[What to do]: Copy out all the entries word for word.

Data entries
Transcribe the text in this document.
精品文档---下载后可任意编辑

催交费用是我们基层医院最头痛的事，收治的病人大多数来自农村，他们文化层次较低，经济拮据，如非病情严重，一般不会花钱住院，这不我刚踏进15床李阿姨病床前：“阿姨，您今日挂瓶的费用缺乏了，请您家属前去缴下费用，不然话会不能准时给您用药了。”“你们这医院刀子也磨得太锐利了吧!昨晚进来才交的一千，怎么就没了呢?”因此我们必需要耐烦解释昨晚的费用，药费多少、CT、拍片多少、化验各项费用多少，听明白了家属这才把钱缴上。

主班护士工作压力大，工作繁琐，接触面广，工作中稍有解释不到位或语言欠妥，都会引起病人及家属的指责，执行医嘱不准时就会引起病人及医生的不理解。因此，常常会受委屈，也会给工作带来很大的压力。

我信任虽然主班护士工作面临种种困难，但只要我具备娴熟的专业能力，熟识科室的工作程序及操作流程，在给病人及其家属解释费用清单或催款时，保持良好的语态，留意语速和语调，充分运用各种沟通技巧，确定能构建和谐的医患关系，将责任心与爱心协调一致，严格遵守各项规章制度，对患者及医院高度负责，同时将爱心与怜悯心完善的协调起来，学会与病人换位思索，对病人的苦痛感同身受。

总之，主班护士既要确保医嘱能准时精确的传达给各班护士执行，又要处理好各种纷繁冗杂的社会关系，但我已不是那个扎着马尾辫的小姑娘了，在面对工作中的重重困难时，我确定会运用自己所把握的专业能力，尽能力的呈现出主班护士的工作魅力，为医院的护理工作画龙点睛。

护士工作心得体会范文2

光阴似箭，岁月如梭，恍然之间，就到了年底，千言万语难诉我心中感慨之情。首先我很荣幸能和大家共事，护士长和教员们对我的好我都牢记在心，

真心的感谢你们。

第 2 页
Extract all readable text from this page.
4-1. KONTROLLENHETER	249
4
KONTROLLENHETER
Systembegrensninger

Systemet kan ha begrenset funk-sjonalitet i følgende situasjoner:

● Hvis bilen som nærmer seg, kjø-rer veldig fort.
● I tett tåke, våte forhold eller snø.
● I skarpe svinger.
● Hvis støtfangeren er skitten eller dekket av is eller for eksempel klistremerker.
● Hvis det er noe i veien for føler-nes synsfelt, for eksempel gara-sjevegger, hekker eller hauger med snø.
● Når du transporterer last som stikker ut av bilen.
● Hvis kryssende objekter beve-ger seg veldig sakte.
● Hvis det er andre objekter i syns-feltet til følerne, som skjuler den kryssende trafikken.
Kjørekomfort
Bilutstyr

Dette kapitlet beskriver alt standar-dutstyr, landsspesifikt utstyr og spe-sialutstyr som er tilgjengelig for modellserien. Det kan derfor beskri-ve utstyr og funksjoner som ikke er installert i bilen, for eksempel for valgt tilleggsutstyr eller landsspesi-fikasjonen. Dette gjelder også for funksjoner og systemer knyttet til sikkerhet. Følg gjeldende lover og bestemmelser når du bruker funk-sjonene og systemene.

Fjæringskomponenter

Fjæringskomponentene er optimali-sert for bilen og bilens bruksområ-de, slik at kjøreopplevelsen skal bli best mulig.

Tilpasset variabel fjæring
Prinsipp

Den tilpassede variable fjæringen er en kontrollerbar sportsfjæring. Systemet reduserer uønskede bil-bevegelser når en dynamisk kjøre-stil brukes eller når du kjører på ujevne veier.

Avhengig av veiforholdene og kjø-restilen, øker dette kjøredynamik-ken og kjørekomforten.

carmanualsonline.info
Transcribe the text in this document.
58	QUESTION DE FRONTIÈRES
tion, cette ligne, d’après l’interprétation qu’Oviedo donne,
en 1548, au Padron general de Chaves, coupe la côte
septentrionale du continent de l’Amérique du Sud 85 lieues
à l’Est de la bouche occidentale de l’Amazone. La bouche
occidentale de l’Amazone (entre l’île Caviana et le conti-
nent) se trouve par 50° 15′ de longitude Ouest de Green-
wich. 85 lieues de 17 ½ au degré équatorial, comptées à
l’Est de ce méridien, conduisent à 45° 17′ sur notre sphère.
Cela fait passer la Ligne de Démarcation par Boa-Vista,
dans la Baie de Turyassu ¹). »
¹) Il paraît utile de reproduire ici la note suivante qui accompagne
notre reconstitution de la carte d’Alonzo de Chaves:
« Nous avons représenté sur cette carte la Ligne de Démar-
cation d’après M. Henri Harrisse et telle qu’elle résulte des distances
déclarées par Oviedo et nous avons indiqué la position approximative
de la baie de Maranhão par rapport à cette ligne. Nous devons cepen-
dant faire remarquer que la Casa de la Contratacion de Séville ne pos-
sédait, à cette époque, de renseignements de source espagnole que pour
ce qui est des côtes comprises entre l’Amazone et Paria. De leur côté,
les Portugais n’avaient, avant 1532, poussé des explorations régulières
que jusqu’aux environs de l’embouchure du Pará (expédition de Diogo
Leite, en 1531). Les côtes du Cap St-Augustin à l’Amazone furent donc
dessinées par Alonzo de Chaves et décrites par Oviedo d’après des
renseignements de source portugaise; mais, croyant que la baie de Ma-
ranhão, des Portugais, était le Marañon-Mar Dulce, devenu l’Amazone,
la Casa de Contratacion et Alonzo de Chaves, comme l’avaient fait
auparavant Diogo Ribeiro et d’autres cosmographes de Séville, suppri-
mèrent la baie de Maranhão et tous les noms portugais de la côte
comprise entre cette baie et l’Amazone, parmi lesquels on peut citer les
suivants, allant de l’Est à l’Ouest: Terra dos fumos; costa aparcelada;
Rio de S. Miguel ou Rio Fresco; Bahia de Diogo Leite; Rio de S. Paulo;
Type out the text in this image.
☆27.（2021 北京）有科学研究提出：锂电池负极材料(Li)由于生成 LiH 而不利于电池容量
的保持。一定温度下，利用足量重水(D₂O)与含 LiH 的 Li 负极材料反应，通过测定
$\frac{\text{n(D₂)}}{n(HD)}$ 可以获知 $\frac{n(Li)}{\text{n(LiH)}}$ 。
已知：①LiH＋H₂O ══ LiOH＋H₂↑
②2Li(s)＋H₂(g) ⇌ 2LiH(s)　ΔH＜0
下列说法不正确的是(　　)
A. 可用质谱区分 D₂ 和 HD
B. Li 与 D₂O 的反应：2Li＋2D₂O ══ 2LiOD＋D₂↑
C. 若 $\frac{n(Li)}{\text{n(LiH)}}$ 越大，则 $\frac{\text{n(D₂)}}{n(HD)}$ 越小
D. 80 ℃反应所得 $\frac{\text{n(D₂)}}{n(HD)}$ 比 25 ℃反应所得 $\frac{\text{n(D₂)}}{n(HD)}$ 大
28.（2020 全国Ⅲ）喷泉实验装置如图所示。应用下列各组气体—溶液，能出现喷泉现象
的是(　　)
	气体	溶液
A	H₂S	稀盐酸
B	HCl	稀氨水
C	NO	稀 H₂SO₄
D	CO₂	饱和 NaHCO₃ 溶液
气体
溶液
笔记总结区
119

[Solved problem]:
Transcribe the text in this document.
精品文档---下载后可任意编辑

催交费用是我们基层医院最头痛的事，收治的病人大多数来自农村，他们文化层次较低，经济拮据，如非病情严重，一般不会花钱住院，这不我刚踏进15床李阿姨病床前：“阿姨，您今日挂瓶的费用缺乏了，请您家属前去缴下费用，不然话会不能准时给您用药了。”“你们这医院刀子也磨得太锐利了吧!昨晚进来才交的一千，怎么就没了呢?”因此我们必需要耐烦解释昨晚的费用，药费多少、CT、拍片多少、化验各项费用多少，听明白了家属这才把钱缴上。

主班护士工作压力大，工作繁琐，接触面广，工作中稍有解释不到位或语言欠妥，都会引起病人及家属的指责，执行医嘱不准时就会引起病人及医生的不理解。因此，常常会受委屈，也会给工作带来很大的压力。

我信任虽然主班护士工作面临种种困难，但只要我具备娴熟的专业能力，熟识科室的工作程序及操作流程，在给病人及其家属解释费用清单或催款时，保持良好的语态，留意语速和语调，充分运用各种沟通技巧，确定能构建和谐的医患关系，将责任心与爱心协调一致，严格遵守各项规章制度，对患者及医院高度负责，同时将爱心与怜悯心完善的协调起来，学会与病人换位思索，对病人的苦痛感同身受。

总之，主班护士既要确保医嘱能准时精确的传达给各班护士执行，又要处理好各种纷繁冗杂的社会关系，但我已不是那个扎着马尾辫的小姑娘了，在面对工作中的重重困难时，我确定会运用自己所把握的专业能力，尽能力的呈现出主班护士的工作魅力，为医院的护理工作画龙点睛。

护士工作心得体会范文2

光阴似箭，岁月如梭，恍然之间，就到了年底，千言万语难诉我心中感慨之情。首先我很荣幸能和大家共事，护士长和教员们对我的好我都牢记在心，

真心的感谢你们。

第 2 页
Extract all readable text from this page.
4-1. KONTROLLENHETER	249
4
KONTROLLENHETER
Systembegrensninger

Systemet kan ha begrenset funk-sjonalitet i følgende situasjoner:

● Hvis bilen som nærmer seg, kjø-rer veldig fort.
● I tett tåke, våte forhold eller snø.
● I skarpe svinger.
● Hvis støtfangeren er skitten eller dekket av is eller for eksempel klistremerker.
● Hvis det er noe i veien for føler-nes synsfelt, for eksempel gara-sjevegger, hekker eller hauger med snø.
● Når du transporterer last som stikker ut av bilen.
● Hvis kryssende objekter beve-ger seg veldig sakte.
● Hvis det er andre objekter i syns-feltet til følerne, som skjuler den kryssende trafikken.
Kjørekomfort
Bilutstyr

Dette kapitlet beskriver alt standar-dutstyr, landsspesifikt utstyr og spe-sialutstyr som er tilgjengelig for modellserien. Det kan derfor beskri-ve utstyr og funksjoner som ikke er installert i bilen, for eksempel for valgt tilleggsutstyr eller landsspesi-fikasjonen. Dette gjelder også for funksjoner og systemer knyttet til sikkerhet. Følg gjeldende lover og bestemmelser når du bruker funk-sjonene og systemene.

Fjæringskomponenter

Fjæringskomponentene er optimali-sert for bilen og bilens bruksområ-de, slik at kjøreopplevelsen skal bli best mulig.

Tilpasset variabel fjæring
Prinsipp

Den tilpassede variable fjæringen er en kontrollerbar sportsfjæring. Systemet reduserer uønskede bil-bevegelser når en dynamisk kjøre-stil brukes eller når du kjører på ujevne veier.

Avhengig av veiforholdene og kjø-restilen, øker dette kjøredynamik-ken og kjørekomforten.

carmanualsonline.info
Transcribe the text in this document.
58	QUESTION DE FRONTIÈRES
tion, cette ligne, d’après l’interprétation qu’Oviedo donne,
en 1548, au Padron general de Chaves, coupe la côte
septentrionale du continent de l’Amérique du Sud 85 lieues
à l’Est de la bouche occidentale de l’Amazone. La bouche
occidentale de l’Amazone (entre l’île Caviana et le conti-
nent) se trouve par 50° 15′ de longitude Ouest de Green-
wich. 85 lieues de 17 ½ au degré équatorial, comptées à
l’Est de ce méridien, conduisent à 45° 17′ sur notre sphère.
Cela fait passer la Ligne de Démarcation par Boa-Vista,
dans la Baie de Turyassu ¹). »
¹) Il paraît utile de reproduire ici la note suivante qui accompagne
notre reconstitution de la carte d’Alonzo de Chaves:
« Nous avons représenté sur cette carte la Ligne de Démar-
cation d’après M. Henri Harrisse et telle qu’elle résulte des distances
déclarées par Oviedo et nous avons indiqué la position approximative
de la baie de Maranhão par rapport à cette ligne. Nous devons cepen-
dant faire remarquer que la Casa de la Contratacion de Séville ne pos-
sédait, à cette époque, de renseignements de source espagnole que pour
ce qui est des côtes comprises entre l’Amazone et Paria. De leur côté,
les Portugais n’avaient, avant 1532, poussé des explorations régulières
que jusqu’aux environs de l’embouchure du Pará (expédition de Diogo
Leite, en 1531). Les côtes du Cap St-Augustin à l’Amazone furent donc
dessinées par Alonzo de Chaves et décrites par Oviedo d’après des
renseignements de source portugaise; mais, croyant que la baie de Ma-
ranhão, des Portugais, était le Marañon-Mar Dulce, devenu l’Amazone,
la Casa de Contratacion et Alonzo de Chaves, comme l’avaient fait
auparavant Diogo Ribeiro et d’autres cosmographes de Séville, suppri-
mèrent la baie de Maranhão et tous les noms portugais de la côte
comprise entre cette baie et l’Amazone, parmi lesquels on peut citer les
suivants, allant de l’Est à l’Ouest: Terra dos fumos; costa aparcelada;
Rio de S. Miguel ou Rio Fresco; Bahia de Diogo Leite; Rio de S. Paulo;
Type out the text in this image.
☆27.（2021 北京）有科学研究提出：锂电池负极材料(Li)由于生成 LiH 而不利于电池容量
的保持。一定温度下，利用足量重水(D₂O)与含 LiH 的 Li 负极材料反应，通过测定
$\frac{\text{n(D₂)}}{n(HD)}$ 可以获知 $\frac{n(Li)}{\text{n(LiH)}}$ 。
已知：①LiH＋H₂O ══ LiOH＋H₂↑
②2Li(s)＋H₂(g) ⇌ 2LiH(s)　ΔH＜0
下列说法不正确的是(　　)
A. 可用质谱区分 D₂ 和 HD
B. Li 与 D₂O 的反应：2Li＋2D₂O ══ 2LiOD＋D₂↑
C. 若 $\frac{n(Li)}{\text{n(LiH)}}$ 越大，则 $\frac{\text{n(D₂)}}{n(HD)}$ 越小
D. 80 ℃反应所得 $\frac{\text{n(D₂)}}{n(HD)}$ 比 25 ℃反应所得 $\frac{\text{n(D₂)}}{n(HD)}$ 大
28.（2020 全国Ⅲ）喷泉实验装置如图所示。应用下列各组气体—溶液，能出现喷泉现象
的是(　　)
	气体	溶液
A	H₂S	稀盐酸
B	HCl	稀氨水
C	NO	稀 H₂SO₄
D	CO₂	饱和 NaHCO₃ 溶液
气体
溶液
笔记总结区
119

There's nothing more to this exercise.